Write out the listing below exactly, and omit any images you find in it.

+ + + + +

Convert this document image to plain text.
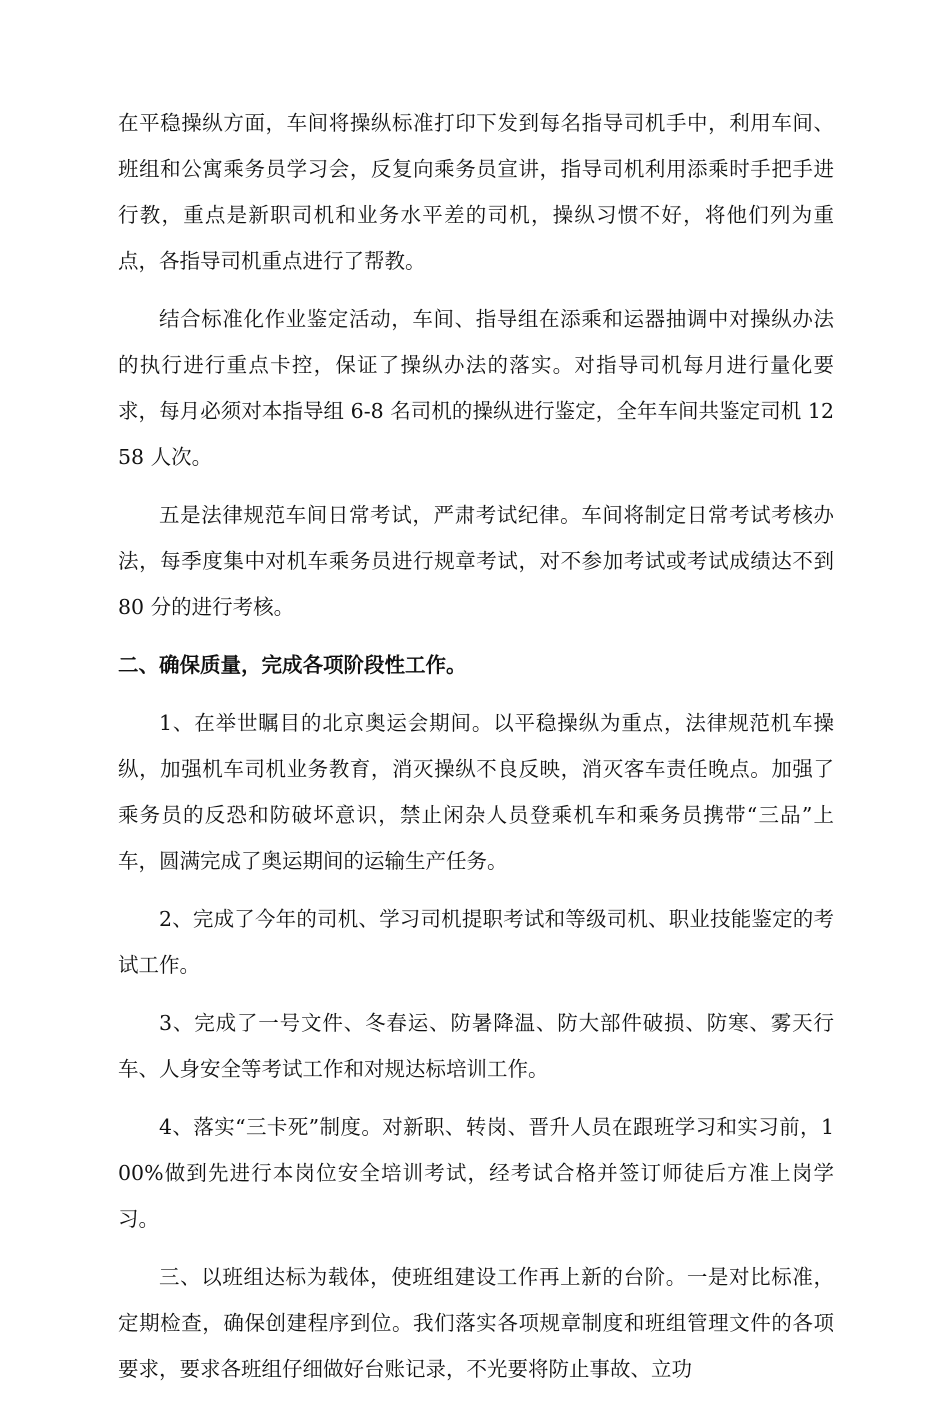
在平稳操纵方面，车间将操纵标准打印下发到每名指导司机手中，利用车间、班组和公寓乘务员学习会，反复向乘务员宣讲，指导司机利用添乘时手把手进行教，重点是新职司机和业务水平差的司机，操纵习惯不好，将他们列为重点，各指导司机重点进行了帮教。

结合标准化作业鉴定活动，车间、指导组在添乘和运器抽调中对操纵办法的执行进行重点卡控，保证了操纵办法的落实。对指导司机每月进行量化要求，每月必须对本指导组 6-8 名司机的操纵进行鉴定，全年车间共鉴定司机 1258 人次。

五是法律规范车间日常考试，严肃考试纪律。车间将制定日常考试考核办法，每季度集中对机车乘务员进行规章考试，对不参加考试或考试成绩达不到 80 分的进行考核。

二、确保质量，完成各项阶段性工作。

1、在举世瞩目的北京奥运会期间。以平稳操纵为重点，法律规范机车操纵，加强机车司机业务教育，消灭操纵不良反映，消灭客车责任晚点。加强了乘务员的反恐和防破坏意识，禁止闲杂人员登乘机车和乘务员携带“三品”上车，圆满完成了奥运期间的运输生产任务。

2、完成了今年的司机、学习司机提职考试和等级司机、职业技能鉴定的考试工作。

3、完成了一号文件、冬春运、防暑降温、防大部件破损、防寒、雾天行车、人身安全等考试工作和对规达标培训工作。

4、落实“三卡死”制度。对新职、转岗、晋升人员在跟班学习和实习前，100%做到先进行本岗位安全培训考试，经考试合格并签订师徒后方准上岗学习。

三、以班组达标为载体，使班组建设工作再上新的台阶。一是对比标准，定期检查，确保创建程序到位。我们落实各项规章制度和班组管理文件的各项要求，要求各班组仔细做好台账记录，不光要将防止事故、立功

+ + + + +

--- WORKED SOLUTION ---
Convert this document image to plain text.
在平稳操纵方面，车间将操纵标准打印下发到每名指导司机手中，利用车间、班组和公寓乘务员学习会，反复向乘务员宣讲，指导司机利用添乘时手把手进行教，重点是新职司机和业务水平差的司机，操纵习惯不好，将他们列为重点，各指导司机重点进行了帮教。

结合标准化作业鉴定活动，车间、指导组在添乘和运器抽调中对操纵办法的执行进行重点卡控，保证了操纵办法的落实。对指导司机每月进行量化要求，每月必须对本指导组 6-8 名司机的操纵进行鉴定，全年车间共鉴定司机 1258 人次。

五是法律规范车间日常考试，严肃考试纪律。车间将制定日常考试考核办法，每季度集中对机车乘务员进行规章考试，对不参加考试或考试成绩达不到 80 分的进行考核。

二、确保质量，完成各项阶段性工作。

1、在举世瞩目的北京奥运会期间。以平稳操纵为重点，法律规范机车操纵，加强机车司机业务教育，消灭操纵不良反映，消灭客车责任晚点。加强了乘务员的反恐和防破坏意识，禁止闲杂人员登乘机车和乘务员携带“三品”上车，圆满完成了奥运期间的运输生产任务。

2、完成了今年的司机、学习司机提职考试和等级司机、职业技能鉴定的考试工作。

3、完成了一号文件、冬春运、防暑降温、防大部件破损、防寒、雾天行车、人身安全等考试工作和对规达标培训工作。

4、落实“三卡死”制度。对新职、转岗、晋升人员在跟班学习和实习前，100%做到先进行本岗位安全培训考试，经考试合格并签订师徒后方准上岗学习。

三、以班组达标为载体，使班组建设工作再上新的台阶。一是对比标准，定期检查，确保创建程序到位。我们落实各项规章制度和班组管理文件的各项要求，要求各班组仔细做好台账记录，不光要将防止事故、立功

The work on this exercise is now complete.